Quoted passage:
::::

Current Release

This documentation covers the current version of Fedora. Looking for another version? See all documentation.

Fedora offers optional server metrics using Prometheus.

To enable metrics collection, the fcrepo.metrics.enable property must be set to true. For example, you could start Fedora with the argument -Dfcrepo.metrics.enable=true. With this option on, Fedora now exposes an endpoint that can be used by Prometheus to collect metrics. The endpoint is at http://[FCREPO-HOST]/prometheus.

Example Metrics Collection Setup

The following is an example of how you could setup Prometheus and Grafana using Docker to collect and monitor Fedora metrics. It is a quick and easy setup, and not intended to demonstrate a production ready install. This setup assumes that you already have Docker and Docker Compose installed on your system.

::::

Page segmentation data:
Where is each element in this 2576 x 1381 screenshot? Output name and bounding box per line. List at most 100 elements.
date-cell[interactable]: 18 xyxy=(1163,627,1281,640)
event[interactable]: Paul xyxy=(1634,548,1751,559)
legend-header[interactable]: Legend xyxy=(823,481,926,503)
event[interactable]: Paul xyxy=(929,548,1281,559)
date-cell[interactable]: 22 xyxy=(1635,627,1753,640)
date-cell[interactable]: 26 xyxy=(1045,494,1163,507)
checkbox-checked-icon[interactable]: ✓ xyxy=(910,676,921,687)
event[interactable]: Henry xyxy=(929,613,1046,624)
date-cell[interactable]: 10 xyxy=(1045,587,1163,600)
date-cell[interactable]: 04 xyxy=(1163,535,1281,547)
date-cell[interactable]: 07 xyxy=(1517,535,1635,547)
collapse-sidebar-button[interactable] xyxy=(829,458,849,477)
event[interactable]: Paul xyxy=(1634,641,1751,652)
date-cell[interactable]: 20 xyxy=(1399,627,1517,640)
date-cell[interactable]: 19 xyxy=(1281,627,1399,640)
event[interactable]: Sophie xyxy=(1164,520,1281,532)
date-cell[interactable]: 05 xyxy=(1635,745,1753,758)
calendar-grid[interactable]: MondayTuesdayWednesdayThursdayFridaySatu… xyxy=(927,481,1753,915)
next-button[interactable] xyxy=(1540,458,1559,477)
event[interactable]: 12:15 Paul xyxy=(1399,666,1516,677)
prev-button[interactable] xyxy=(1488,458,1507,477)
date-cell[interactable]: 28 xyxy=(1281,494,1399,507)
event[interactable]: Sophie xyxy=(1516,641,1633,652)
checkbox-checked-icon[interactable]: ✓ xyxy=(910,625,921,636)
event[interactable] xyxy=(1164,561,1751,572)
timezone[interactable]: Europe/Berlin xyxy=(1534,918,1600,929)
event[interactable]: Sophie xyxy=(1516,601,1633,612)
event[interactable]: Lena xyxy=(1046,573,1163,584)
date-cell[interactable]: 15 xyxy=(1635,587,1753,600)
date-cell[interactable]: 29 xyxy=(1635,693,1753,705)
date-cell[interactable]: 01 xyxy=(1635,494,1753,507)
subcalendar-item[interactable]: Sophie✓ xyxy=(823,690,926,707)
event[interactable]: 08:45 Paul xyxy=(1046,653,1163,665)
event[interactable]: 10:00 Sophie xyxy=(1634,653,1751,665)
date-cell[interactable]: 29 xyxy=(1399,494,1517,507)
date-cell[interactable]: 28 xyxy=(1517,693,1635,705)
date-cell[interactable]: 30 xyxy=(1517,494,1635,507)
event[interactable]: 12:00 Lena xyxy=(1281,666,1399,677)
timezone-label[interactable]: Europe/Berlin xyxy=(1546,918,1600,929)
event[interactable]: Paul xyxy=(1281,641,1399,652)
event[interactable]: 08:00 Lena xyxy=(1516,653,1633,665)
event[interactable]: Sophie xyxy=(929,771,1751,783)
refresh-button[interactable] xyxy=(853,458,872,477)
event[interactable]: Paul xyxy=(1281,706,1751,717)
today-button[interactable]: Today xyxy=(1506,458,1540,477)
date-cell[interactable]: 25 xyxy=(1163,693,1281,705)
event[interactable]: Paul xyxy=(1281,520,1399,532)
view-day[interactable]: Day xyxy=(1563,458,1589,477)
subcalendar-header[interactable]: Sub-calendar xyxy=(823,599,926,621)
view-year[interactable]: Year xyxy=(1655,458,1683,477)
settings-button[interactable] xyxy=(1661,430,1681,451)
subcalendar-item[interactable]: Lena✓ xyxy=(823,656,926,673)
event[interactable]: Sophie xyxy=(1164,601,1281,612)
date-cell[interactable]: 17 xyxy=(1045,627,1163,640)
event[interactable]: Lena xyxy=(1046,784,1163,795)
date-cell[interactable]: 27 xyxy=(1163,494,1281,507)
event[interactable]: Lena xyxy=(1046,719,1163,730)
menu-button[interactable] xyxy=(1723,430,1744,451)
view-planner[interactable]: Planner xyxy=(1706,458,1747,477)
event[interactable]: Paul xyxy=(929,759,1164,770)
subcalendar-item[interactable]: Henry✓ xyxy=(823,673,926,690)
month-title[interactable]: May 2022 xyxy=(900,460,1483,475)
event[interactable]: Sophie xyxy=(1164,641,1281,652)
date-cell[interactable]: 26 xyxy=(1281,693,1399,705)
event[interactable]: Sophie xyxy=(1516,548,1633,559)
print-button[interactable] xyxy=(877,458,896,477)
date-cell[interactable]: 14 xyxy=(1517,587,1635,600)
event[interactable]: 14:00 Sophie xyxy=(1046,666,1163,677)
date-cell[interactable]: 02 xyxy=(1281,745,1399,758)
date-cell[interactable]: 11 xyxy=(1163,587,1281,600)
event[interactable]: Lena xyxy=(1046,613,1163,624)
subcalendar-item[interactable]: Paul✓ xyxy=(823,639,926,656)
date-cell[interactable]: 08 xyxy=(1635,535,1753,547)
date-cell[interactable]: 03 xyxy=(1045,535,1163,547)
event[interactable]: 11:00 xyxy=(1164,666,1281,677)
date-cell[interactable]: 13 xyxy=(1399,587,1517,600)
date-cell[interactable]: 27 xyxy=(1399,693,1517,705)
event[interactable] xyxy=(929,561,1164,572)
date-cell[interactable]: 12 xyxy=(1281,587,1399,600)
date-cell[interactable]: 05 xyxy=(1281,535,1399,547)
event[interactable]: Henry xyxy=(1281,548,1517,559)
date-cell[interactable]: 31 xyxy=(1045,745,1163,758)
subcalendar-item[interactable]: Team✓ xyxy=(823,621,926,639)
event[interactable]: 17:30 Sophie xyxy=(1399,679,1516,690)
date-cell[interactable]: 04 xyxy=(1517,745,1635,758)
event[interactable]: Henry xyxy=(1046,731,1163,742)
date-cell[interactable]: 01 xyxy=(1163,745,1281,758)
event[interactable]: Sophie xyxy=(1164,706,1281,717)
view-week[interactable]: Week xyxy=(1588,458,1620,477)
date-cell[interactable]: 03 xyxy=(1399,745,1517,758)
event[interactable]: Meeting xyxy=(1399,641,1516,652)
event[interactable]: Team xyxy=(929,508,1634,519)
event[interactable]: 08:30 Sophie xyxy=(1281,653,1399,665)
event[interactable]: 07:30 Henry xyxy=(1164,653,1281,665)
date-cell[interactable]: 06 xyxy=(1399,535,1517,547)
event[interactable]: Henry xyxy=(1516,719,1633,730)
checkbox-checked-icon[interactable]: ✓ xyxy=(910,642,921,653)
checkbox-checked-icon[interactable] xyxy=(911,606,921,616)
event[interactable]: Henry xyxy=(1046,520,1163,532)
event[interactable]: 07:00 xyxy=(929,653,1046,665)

::::

Work task 1: In the Fedora metrics documentation, which property must be set to true to enable metrics collection?
Work task 2: Please rewrite the paragraph of the Fedora metrics documentation that begins "To enable metrics collection" as a short bulleted list that keeps its main facts.
The listing is separate material and has no connection to the Fedora metrics documentation.

Exercise result 1: The fcrepo.metrics.enable property.

Exercise result 2:
- Set the fcrepo.metrics.enable property to true, for example by starting Fedora with -Dfcrepo.metrics.enable=true.
- Fedora then exposes an endpoint that Prometheus can use to collect metrics.
- The endpoint is at http://[FCREPO-HOST]/prometheus.